§ **TEXT**:
In re Nikita W.

Decision Date28 October 2010
Citation910 N.Y.S.2d 202,77 A.D.3d 1209
PartiesIn the Matter of NIKITA W. and Others, Alleged to be Neglected Children. Columbia County Department of Social Services, Respondent; Michael W., Appellant.
CourtNew York Supreme Court — Appellate Division

David Seth Michaels, Spencertown, for appellant.

Benjamin Shaw, Columbia County Department of Social Services, Hudson (James A. Carlucci, Hudson, of counsel), for respondent.

Geri Pomerantz, East Greenbush, attorney for the children.

Before: MERCURE, J.P., MALONE JR., McCARTHY, GARRY and EGAN JR., JJ.

EGAN JR., J.

Appeal from an order of the Family Court of Columbia County (Czajka, J.), entered December 29, 2008, which granted petitioner's application, in a proceeding pursuant to Family Ct. Act article 10, to adjudicate respondent's children to be neglected.

Petitioner commenced this proceeding against respondent alleging neglect and derivative neglect of his two daughters (born in 1998 and 1999). In June 2008, a 10-year-old girl (hereinafter the child) was a sleepover guest in respondent's home. All of the children slept in the same bedroom, with the child and older daughter sharing a bed. Respondent is alleged to have entered the bedroom while the children slept, untied the child's halter top, fondled her breasts and attempted to put his hands down her pants. After a fact-finding hearing, which included, amongother testimony, the child's own in-court testimony, as well as the testimony of the child's school counselor, an investigator with petitioner and its validation expert, Rebecca Arp-all of whom articulated the out-of-court statements made by the child regarding the alleged abuse-Family Court granted the petition. Respondent now appeals contending that Family Court erred in admitting Arp's testimony to corroborate the out-of-court statements made by the child.

§ **RECORDS PROVIDED**:
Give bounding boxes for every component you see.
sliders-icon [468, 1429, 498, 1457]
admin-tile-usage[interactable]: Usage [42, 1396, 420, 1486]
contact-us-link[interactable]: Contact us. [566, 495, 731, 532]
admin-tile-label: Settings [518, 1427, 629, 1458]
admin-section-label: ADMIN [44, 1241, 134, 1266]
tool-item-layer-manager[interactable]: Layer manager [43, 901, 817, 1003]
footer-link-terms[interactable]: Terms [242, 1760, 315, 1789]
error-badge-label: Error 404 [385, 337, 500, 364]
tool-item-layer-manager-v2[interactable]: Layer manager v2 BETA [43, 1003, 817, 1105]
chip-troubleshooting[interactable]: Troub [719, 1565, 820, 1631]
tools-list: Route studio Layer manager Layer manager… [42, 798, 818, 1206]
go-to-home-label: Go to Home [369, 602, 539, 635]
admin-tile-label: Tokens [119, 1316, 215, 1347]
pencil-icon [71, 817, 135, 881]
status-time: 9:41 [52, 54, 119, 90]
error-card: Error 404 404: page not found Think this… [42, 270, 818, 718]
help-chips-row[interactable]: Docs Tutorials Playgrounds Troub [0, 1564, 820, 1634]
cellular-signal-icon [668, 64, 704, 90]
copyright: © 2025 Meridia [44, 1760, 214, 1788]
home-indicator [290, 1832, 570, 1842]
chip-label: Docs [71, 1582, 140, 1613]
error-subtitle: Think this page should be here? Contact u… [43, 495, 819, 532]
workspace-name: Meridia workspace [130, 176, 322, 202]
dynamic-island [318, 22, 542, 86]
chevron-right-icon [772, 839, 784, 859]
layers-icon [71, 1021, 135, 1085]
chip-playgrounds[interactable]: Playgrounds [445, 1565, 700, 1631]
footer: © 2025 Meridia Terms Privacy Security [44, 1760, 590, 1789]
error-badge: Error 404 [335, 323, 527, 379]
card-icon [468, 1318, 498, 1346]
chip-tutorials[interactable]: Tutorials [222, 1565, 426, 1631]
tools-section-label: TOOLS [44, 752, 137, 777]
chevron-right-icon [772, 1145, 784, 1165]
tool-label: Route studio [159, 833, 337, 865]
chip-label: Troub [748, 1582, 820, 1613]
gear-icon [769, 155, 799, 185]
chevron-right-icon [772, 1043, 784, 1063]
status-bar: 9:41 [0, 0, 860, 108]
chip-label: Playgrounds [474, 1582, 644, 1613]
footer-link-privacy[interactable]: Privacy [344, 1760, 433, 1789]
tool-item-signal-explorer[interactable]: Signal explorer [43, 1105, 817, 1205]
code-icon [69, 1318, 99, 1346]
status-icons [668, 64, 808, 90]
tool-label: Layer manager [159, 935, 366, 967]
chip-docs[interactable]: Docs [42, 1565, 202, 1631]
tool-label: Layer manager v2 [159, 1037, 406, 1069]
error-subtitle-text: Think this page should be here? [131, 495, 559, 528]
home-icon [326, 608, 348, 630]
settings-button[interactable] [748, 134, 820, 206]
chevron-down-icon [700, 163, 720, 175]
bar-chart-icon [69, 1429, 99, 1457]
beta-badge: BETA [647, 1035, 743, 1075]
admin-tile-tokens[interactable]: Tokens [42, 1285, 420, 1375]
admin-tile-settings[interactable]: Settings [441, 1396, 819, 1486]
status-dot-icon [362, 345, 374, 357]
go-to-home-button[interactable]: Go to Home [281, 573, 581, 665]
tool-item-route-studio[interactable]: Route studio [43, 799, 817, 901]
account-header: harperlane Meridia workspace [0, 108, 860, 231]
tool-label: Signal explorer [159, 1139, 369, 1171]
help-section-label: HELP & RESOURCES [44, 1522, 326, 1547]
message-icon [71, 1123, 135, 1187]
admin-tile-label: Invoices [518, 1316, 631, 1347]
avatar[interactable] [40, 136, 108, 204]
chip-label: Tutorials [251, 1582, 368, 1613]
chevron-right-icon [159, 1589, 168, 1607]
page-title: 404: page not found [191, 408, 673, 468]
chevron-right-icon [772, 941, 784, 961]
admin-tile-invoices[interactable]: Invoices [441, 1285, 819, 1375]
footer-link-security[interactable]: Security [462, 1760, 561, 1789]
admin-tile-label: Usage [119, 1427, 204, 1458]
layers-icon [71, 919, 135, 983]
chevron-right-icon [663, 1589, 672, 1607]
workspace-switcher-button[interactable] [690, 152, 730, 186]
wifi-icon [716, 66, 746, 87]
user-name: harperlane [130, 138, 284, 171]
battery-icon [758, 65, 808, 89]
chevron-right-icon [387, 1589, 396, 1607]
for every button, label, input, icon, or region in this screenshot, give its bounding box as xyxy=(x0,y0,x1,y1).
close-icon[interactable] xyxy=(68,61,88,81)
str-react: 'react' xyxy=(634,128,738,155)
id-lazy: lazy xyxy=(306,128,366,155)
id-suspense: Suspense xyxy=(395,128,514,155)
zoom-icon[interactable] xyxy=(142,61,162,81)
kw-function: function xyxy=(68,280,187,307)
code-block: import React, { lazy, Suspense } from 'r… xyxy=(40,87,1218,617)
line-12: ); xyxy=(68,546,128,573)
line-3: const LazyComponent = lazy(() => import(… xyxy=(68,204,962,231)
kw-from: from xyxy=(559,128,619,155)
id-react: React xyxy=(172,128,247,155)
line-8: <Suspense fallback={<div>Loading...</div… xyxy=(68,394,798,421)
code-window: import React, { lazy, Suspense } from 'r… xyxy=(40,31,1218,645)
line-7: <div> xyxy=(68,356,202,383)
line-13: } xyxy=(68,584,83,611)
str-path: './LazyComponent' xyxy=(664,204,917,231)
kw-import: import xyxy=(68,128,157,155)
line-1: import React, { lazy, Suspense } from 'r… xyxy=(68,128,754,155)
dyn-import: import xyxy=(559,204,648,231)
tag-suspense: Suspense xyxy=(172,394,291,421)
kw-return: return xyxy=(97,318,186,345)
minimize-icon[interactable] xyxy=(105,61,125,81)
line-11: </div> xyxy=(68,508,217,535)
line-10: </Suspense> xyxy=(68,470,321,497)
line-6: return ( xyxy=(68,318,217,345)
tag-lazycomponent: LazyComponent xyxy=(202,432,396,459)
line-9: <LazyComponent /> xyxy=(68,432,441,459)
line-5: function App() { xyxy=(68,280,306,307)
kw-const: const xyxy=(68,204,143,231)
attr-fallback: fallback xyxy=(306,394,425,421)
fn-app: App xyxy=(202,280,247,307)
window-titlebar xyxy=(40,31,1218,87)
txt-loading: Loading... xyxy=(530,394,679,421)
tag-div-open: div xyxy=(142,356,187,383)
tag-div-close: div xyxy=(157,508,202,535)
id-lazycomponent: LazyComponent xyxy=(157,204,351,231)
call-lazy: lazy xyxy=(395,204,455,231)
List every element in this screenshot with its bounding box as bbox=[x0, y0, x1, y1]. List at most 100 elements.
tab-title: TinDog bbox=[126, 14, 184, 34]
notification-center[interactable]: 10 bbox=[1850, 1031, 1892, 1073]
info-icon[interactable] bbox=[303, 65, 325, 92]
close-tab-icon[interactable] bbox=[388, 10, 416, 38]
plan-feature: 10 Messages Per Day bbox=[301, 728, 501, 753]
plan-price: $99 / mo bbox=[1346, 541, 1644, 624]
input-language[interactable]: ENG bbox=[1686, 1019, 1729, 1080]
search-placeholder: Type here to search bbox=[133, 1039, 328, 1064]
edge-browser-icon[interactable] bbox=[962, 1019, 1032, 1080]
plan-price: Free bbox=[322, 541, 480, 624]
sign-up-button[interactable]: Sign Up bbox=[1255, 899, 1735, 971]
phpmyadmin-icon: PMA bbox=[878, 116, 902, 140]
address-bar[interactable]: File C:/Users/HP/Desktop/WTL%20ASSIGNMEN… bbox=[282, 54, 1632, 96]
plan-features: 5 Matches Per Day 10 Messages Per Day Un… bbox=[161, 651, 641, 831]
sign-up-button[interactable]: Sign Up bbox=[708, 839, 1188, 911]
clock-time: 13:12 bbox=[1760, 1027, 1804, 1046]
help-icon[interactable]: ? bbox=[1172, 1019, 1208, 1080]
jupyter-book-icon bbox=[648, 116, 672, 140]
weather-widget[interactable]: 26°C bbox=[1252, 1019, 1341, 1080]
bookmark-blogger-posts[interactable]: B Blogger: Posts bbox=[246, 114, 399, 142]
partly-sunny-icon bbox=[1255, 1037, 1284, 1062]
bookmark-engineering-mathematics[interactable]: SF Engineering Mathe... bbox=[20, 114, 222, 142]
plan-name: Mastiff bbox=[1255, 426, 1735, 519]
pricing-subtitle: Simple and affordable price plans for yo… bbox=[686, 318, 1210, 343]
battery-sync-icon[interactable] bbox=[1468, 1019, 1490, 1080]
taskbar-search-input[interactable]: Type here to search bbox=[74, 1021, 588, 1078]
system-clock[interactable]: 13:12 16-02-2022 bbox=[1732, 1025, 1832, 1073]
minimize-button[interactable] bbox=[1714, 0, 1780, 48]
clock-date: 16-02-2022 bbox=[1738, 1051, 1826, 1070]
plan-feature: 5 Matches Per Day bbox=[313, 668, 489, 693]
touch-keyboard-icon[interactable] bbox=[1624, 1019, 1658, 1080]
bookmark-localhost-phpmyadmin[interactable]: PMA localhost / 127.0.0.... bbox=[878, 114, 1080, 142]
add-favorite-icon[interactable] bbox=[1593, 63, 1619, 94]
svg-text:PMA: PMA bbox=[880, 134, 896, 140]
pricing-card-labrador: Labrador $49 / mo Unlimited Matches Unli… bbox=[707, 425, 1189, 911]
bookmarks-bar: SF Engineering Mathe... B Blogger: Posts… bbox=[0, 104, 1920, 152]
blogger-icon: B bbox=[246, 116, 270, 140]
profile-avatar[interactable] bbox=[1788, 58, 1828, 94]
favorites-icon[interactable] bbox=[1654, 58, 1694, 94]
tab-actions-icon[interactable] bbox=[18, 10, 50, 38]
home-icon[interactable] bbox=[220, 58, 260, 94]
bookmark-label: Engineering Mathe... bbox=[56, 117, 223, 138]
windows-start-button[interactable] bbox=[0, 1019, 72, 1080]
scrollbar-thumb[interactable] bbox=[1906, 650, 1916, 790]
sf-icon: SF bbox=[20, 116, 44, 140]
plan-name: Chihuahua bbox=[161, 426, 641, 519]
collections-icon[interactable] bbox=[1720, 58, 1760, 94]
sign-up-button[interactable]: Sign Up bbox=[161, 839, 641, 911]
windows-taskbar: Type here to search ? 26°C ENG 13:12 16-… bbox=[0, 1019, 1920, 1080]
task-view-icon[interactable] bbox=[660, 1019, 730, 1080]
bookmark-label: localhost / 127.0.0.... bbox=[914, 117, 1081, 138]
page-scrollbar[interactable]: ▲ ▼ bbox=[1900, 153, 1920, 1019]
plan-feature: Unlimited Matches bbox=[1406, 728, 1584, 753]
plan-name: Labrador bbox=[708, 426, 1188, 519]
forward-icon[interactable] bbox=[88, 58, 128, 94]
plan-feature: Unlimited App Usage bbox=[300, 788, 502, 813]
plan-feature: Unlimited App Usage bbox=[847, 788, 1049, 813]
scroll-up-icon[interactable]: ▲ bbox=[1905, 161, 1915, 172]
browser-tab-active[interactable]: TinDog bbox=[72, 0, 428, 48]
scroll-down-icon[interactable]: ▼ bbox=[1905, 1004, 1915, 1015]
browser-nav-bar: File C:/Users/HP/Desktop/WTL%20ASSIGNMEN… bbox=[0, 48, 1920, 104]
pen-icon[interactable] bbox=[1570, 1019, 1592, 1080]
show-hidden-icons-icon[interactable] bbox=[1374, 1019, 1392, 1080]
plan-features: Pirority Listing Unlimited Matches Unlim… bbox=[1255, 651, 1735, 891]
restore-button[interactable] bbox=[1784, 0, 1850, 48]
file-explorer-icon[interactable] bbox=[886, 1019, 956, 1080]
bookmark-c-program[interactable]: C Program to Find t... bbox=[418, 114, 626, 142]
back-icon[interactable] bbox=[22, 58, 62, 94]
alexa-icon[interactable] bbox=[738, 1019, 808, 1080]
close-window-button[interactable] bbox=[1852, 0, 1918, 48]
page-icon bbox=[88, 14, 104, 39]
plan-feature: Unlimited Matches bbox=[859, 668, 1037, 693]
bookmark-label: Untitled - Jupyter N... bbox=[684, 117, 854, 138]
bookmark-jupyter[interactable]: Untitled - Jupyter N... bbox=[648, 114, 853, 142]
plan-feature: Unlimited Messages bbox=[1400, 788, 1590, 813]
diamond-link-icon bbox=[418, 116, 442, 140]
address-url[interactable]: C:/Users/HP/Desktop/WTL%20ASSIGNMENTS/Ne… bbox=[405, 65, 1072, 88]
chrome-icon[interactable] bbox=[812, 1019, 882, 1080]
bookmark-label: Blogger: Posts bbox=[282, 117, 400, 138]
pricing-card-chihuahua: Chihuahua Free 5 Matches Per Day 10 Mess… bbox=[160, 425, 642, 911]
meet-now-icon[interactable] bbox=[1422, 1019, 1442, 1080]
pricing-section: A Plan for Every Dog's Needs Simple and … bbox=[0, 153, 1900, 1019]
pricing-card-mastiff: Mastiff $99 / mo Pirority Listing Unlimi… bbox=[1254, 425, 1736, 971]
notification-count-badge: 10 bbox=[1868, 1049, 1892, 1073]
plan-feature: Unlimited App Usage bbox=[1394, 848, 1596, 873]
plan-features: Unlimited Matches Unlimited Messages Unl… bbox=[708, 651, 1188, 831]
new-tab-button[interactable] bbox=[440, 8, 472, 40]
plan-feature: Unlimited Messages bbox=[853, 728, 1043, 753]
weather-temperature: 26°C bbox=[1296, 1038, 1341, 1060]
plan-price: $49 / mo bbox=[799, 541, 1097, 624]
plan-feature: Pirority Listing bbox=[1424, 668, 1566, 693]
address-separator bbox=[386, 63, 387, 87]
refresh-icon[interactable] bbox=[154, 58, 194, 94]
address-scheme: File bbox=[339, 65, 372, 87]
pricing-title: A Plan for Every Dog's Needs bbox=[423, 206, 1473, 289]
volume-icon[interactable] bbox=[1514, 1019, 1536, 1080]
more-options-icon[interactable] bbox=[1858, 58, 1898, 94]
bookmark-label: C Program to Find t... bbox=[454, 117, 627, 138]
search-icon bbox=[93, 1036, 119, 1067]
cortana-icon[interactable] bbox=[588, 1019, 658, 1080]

§ **TASK REQUIREMENTS**:
1. Reproduce the passage of the In re Nikita W. decision starting at "Decision Date28 October" and ending at "for the children.".
2. Supply the text that would follow the final sentence of the In re Nikita W. decision.

§ **RESULTS FOR EACH TASK**:
1.
Decision Date28 October 2010
Citation910 N.Y.S.2d 202,77 A.D.3d 1209
PartiesIn the Matter of NIKITA W. and Others, Alleged to be Neglected Children. Columbia County Department of Social Services, Respondent; Michael W., Appellant.
CourtNew York Supreme Court — Appellate Division

David Seth Michaels, Spencertown, for appellant.

Benjamin Shaw, Columbia County Department of Social Services, Hudson (James A. Carlucci, Hudson, of counsel), for respondent.

Geri Pomerantz, East Greenbush, attorney for the children.

2.
Family Ct. Act § 1046(a)(vi) provides that a child's unsworn out-of-court statements relating to abuse or neglect may be introduced into evidence and will support such a finding, if sufficiently corroborated ( see Matter of Nicole V., 71 N.Y.2d 112, 117-118, 524 N.Y.S.2d 19, 518 N.E.2d 914 [1987] ). "[A] relatively low degree of corroborative evidence is sufficient in abuse proceedings" ( Matter of Caitlyn U., 46 A.D.3d 1144, 1146, 847 N.Y.S.2d 753 [2007] [internal quotation marks and citation omitted] ), and corroboration may be satisfied by any evidence tending to support the statement's reliability ( see Matter of Lindsey BB. [Ruth BB.], 70 A.D.3d 1205, 1206-1207, 896 N.Y.S.2d 186 [2010]; Matter of Aaliyah B. [Clarence B.], 68 A.D.3d 1483, 1484, 892 N.Y.S.2d 242 [2009] ). However, the mere repetition of the out-of-court statement will not provide the requisite corroboration ( see Matter of Telsa Z. [Rickey Z.-Denise Z.], 71 A.D.3d 1246, 1249, 897 N.Y.S.2d 281 [2010] ). Sufficient corroborative evidence has been held to include the testimony of an expert, when that testimony does more than vouch for the credibility of the child ( see Matter of Thomas N., 229 A.D.2d 666, 668, 645 N.Y.S.2d 573 [1996]; Matter of Kelly F., 206 A.D.2d 227, 229, 621 N.Y.S.2d 698 [1994] ). For example, statements are sufficiently corroborated when the expert opines that the child's behavior is consistent with having been abused or that the child's statements parallel those normally made by abuse victims ( see Matter of Rebecca KK., 61 A.D.3d 1035, 1036, 876 N.Y.S.2d 217 [2009]; cf. Matter of Jared XX., 276 A.D.2d 980, 982, 714 N.Y.S.2d 580 [2000] ).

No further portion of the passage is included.